Given records start
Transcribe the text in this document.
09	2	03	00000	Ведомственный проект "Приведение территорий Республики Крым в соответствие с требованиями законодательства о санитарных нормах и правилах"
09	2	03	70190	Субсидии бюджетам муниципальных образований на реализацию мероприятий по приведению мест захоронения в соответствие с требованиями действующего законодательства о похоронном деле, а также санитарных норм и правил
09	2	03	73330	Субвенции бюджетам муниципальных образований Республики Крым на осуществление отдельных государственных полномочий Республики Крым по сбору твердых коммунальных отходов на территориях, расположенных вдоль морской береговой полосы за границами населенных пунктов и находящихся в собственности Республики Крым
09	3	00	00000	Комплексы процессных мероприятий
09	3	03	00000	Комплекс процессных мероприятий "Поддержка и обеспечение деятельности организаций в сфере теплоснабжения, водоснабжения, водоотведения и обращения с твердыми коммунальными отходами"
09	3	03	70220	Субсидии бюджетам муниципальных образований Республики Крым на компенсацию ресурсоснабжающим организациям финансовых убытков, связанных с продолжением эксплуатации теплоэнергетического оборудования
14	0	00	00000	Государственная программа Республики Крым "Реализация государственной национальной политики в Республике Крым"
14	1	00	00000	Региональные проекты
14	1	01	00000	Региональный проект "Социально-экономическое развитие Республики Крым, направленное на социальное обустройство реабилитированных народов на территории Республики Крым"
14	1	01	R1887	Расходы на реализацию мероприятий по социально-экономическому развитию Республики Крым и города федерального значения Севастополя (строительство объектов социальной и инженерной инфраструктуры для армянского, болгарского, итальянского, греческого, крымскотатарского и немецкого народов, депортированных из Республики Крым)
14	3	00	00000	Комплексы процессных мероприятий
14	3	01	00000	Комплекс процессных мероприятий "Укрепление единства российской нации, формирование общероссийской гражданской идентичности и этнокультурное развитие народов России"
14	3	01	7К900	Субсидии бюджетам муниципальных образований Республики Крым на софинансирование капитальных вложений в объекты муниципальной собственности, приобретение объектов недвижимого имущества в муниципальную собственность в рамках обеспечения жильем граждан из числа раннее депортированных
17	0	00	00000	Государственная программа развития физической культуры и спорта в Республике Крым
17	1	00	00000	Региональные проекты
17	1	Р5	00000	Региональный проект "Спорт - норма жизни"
Given records end
* Directive *
Write out the whole listing again. Match it word for word.

* Solution to the exercise *
Transcribe the text in this document.
09	2	03	00000	Ведомственный проект "Приведение территорий Республики Крым в соответствие с требованиями законодательства о санитарных нормах и правилах"
09	2	03	70190	Субсидии бюджетам муниципальных образований на реализацию мероприятий по приведению мест захоронения в соответствие с требованиями действующего законодательства о похоронном деле, а также санитарных норм и правил
09	2	03	73330	Субвенции бюджетам муниципальных образований Республики Крым на осуществление отдельных государственных полномочий Республики Крым по сбору твердых коммунальных отходов на территориях, расположенных вдоль морской береговой полосы за границами населенных пунктов и находящихся в собственности Республики Крым
09	3	00	00000	Комплексы процессных мероприятий
09	3	03	00000	Комплекс процессных мероприятий "Поддержка и обеспечение деятельности организаций в сфере теплоснабжения, водоснабжения, водоотведения и обращения с твердыми коммунальными отходами"
09	3	03	70220	Субсидии бюджетам муниципальных образований Республики Крым на компенсацию ресурсоснабжающим организациям финансовых убытков, связанных с продолжением эксплуатации теплоэнергетического оборудования
14	0	00	00000	Государственная программа Республики Крым "Реализация государственной национальной политики в Республике Крым"
14	1	00	00000	Региональные проекты
14	1	01	00000	Региональный проект "Социально-экономическое развитие Республики Крым, направленное на социальное обустройство реабилитированных народов на территории Республики Крым"
14	1	01	R1887	Расходы на реализацию мероприятий по социально-экономическому развитию Республики Крым и города федерального значения Севастополя (строительство объектов социальной и инженерной инфраструктуры для армянского, болгарского, итальянского, греческого, крымскотатарского и немецкого народов, депортированных из Республики Крым)
14	3	00	00000	Комплексы процессных мероприятий
14	3	01	00000	Комплекс процессных мероприятий "Укрепление единства российской нации, формирование общероссийской гражданской идентичности и этнокультурное развитие народов России"
14	3	01	7К900	Субсидии бюджетам муниципальных образований Республики Крым на софинансирование капитальных вложений в объекты муниципальной собственности, приобретение объектов недвижимого имущества в муниципальную собственность в рамках обеспечения жильем граждан из числа раннее депортированных
17	0	00	00000	Государственная программа развития физической культуры и спорта в Республике Крым
17	1	00	00000	Региональные проекты
17	1	Р5	00000	Региональный проект "Спорт - норма жизни"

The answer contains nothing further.